▶ **SHORT EXERCISE**
Render every entry verbatim.

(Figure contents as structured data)
--------------------
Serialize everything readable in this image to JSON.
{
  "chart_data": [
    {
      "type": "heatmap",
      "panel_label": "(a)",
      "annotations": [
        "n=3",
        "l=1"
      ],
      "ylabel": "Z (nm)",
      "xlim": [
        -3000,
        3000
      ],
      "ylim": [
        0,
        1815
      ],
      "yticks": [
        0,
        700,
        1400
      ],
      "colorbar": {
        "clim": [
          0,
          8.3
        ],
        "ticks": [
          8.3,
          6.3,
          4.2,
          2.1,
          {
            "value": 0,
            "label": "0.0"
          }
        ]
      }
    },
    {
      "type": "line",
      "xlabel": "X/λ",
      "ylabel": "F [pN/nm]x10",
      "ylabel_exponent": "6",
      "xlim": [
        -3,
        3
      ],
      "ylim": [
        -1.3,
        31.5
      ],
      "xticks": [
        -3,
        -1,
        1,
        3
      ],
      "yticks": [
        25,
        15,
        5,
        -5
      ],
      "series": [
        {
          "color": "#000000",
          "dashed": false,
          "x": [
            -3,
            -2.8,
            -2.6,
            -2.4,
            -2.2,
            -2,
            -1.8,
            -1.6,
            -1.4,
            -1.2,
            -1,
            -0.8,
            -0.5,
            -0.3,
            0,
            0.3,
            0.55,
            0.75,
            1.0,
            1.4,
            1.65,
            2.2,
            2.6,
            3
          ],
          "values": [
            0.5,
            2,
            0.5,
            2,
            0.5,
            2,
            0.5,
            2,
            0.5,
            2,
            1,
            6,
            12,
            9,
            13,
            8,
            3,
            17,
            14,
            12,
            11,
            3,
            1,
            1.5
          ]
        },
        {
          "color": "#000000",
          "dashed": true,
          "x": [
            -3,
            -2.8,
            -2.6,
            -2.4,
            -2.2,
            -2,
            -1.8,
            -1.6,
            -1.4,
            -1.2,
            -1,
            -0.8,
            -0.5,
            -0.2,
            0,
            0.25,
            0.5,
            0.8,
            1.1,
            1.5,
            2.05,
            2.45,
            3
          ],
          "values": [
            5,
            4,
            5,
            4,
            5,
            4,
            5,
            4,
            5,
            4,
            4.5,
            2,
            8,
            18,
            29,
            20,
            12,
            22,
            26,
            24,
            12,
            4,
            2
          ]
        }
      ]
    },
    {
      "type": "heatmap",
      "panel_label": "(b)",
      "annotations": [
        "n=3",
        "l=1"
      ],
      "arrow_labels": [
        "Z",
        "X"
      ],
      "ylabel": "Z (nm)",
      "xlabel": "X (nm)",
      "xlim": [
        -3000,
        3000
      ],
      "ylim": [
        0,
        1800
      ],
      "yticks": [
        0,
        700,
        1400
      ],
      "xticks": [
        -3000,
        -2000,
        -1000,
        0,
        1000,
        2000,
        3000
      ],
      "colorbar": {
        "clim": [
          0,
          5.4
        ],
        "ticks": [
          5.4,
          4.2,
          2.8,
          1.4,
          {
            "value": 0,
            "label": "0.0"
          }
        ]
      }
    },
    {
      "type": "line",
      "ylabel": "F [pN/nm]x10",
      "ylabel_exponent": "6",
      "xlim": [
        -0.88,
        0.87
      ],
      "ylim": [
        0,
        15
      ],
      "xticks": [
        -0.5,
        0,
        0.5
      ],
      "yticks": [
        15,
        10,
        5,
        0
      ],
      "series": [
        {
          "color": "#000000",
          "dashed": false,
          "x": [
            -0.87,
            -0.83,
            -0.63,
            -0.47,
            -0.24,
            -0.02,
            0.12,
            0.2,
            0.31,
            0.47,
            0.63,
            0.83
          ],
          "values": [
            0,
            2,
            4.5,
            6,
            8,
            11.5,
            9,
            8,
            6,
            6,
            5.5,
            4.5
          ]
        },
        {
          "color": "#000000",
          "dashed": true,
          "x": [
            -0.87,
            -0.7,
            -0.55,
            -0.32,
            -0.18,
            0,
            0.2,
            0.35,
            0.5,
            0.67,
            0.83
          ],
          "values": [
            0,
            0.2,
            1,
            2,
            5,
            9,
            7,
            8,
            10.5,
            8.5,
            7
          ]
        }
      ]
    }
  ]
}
--------------------
▶ **OUTPUT**
Serialize everything readable in this image to JSON.
{
  "chart_data": [
    {
      "type": "heatmap",
      "panel_label": "(a)",
      "annotations": [
        "n=3",
        "l=1"
      ],
      "ylabel": "Z (nm)",
      "xlim": [
        -3000,
        3000
      ],
      "ylim": [
        0,
        1815
      ],
      "yticks": [
        0,
        700,
        1400
      ],
      "colorbar": {
        "clim": [
          0,
          8.3
        ],
        "ticks": [
          8.3,
          6.3,
          4.2,
          2.1,
          {
            "value": 0,
            "label": "0.0"
          }
        ]
      }
    },
    {
      "type": "line",
      "xlabel": "X/λ",
      "ylabel": "F [pN/nm]x10",
      "ylabel_exponent": "6",
      "xlim": [
        -3,
        3
      ],
      "ylim": [
        -1.3,
        31.5
      ],
      "xticks": [
        -3,
        -1,
        1,
        3
      ],
      "yticks": [
        25,
        15,
        5,
        -5
      ],
      "series": [
        {
          "color": "#000000",
          "dashed": false,
          "x": [
            -3,
            -2.8,
            -2.6,
            -2.4,
            -2.2,
            -2,
            -1.8,
            -1.6,
            -1.4,
            -1.2,
            -1,
            -0.8,
            -0.5,
            -0.3,
            0,
            0.3,
            0.55,
            0.75,
            1.0,
            1.4,
            1.65,
            2.2,
            2.6,
            3
          ],
          "values": [
            0.5,
            2,
            0.5,
            2,
            0.5,
            2,
            0.5,
            2,
            0.5,
            2,
            1,
            6,
            12,
            9,
            13,
            8,
            3,
            17,
            14,
            12,
            11,
            3,
            1,
            1.5
          ]
        },
        {
          "color": "#000000",
          "dashed": true,
          "x": [
            -3,
            -2.8,
            -2.6,
            -2.4,
            -2.2,
            -2,
            -1.8,
            -1.6,
            -1.4,
            -1.2,
            -1,
            -0.8,
            -0.5,
            -0.2,
            0,
            0.25,
            0.5,
            0.8,
            1.1,
            1.5,
            2.05,
            2.45,
            3
          ],
          "values": [
            5,
            4,
            5,
            4,
            5,
            4,
            5,
            4,
            5,
            4,
            4.5,
            2,
            8,
            18,
            29,
            20,
            12,
            22,
            26,
            24,
            12,
            4,
            2
          ]
        }
      ]
    },
    {
      "type": "heatmap",
      "panel_label": "(b)",
      "annotations": [
        "n=3",
        "l=1"
      ],
      "arrow_labels": [
        "Z",
        "X"
      ],
      "ylabel": "Z (nm)",
      "xlabel": "X (nm)",
      "xlim": [
        -3000,
        3000
      ],
      "ylim": [
        0,
        1800
      ],
      "yticks": [
        0,
        700,
        1400
      ],
      "xticks": [
        -3000,
        -2000,
        -1000,
        0,
        1000,
        2000,
        3000
      ],
      "colorbar": {
        "clim": [
          0,
          5.4
        ],
        "ticks": [
          5.4,
          4.2,
          2.8,
          1.4,
          {
            "value": 0,
            "label": "0.0"
          }
        ]
      }
    },
    {
      "type": "line",
      "ylabel": "F [pN/nm]x10",
      "ylabel_exponent": "6",
      "xlim": [
        -0.88,
        0.87
      ],
      "ylim": [
        0,
        15
      ],
      "xticks": [
        -0.5,
        0,
        0.5
      ],
      "yticks": [
        15,
        10,
        5,
        0
      ],
      "series": [
        {
          "color": "#000000",
          "dashed": false,
          "x": [
            -0.87,
            -0.83,
            -0.63,
            -0.47,
            -0.24,
            -0.02,
            0.12,
            0.2,
            0.31,
            0.47,
            0.63,
            0.83
          ],
          "values": [
            0,
            2,
            4.5,
            6,
            8,
            11.5,
            9,
            8,
            6,
            6,
            5.5,
            4.5
          ]
        },
        {
          "color": "#000000",
          "dashed": true,
          "x": [
            -0.87,
            -0.7,
            -0.55,
            -0.32,
            -0.18,
            0,
            0.2,
            0.35,
            0.5,
            0.67,
            0.83
          ],
          "values": [
            0,
            0.2,
            1,
            2,
            5,
            9,
            7,
            8,
            10.5,
            8.5,
            7
          ]
        }
      ]
    }
  ]
}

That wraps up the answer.